*Directions for this task*: Render the stretch from the line containing "List UI elements" through the line containing "y-tick-label-15: 15 [123,219,142,238]" as a two-column CSV with the headers instruction and output, one row per record. Put the record's text and its answer each in a single quoted field, turn line breaks into spaces, and leave out the pictures.

*Items*:
———
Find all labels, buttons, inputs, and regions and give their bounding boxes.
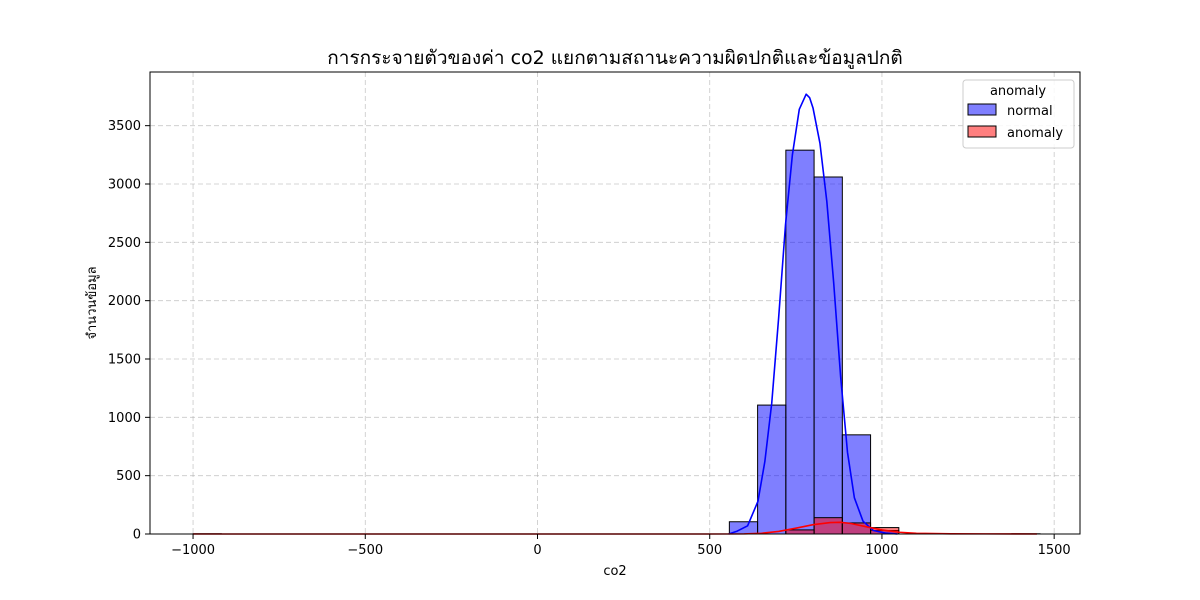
———
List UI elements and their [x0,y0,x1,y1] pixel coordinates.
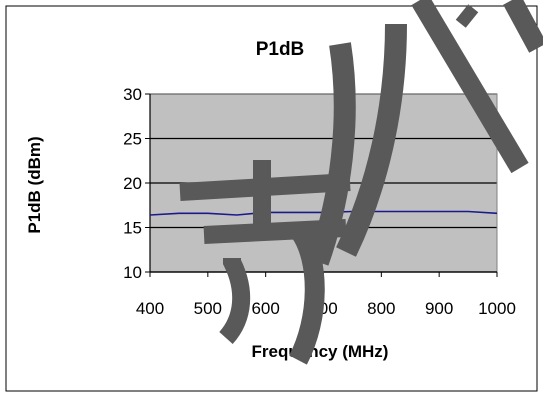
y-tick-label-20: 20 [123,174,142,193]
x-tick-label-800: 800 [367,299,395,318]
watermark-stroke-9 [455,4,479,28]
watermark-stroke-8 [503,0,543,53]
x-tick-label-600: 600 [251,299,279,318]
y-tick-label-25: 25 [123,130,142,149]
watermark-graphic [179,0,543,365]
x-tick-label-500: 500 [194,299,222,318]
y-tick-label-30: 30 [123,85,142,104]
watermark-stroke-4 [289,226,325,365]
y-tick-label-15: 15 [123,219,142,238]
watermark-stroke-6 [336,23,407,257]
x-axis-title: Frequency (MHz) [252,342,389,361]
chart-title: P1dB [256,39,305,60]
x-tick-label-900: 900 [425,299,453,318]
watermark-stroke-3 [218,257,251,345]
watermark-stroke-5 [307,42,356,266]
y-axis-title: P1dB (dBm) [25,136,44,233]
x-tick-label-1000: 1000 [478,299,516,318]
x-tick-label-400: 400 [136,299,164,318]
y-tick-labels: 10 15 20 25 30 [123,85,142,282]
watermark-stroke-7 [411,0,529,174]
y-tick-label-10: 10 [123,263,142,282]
———
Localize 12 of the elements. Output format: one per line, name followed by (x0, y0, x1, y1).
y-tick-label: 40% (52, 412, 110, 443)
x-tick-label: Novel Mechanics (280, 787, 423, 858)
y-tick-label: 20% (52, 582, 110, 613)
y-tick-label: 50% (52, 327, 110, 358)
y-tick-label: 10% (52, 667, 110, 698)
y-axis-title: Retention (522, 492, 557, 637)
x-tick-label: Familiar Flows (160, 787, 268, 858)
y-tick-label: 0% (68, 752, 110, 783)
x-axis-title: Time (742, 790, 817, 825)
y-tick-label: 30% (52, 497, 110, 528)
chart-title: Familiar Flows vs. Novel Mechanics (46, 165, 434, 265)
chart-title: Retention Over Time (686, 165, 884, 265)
———
*Task output*:
instruction,output
"List UI elements and their [x0,y0,x1,y1] pixel coordinates.","y-tick-label-20: 20 [123,174,142,193] x-tick-label-800: 800 [367,299,395,318] watermark-stroke-9 [455,4,479,28] watermark-stroke-8 [503,0,543,53] x-tick-label-600: 600 [251,299,279,318] y-tick-label-25: 25 [123,130,142,149] watermark-graphic [179,0,543,365] x-tick-label-500: 500 [194,299,222,318] y-tick-label-30: 30 [123,85,142,104] watermark-stroke-4 [289,226,325,365] y-tick-label-15: 15 [123,219,142,238]"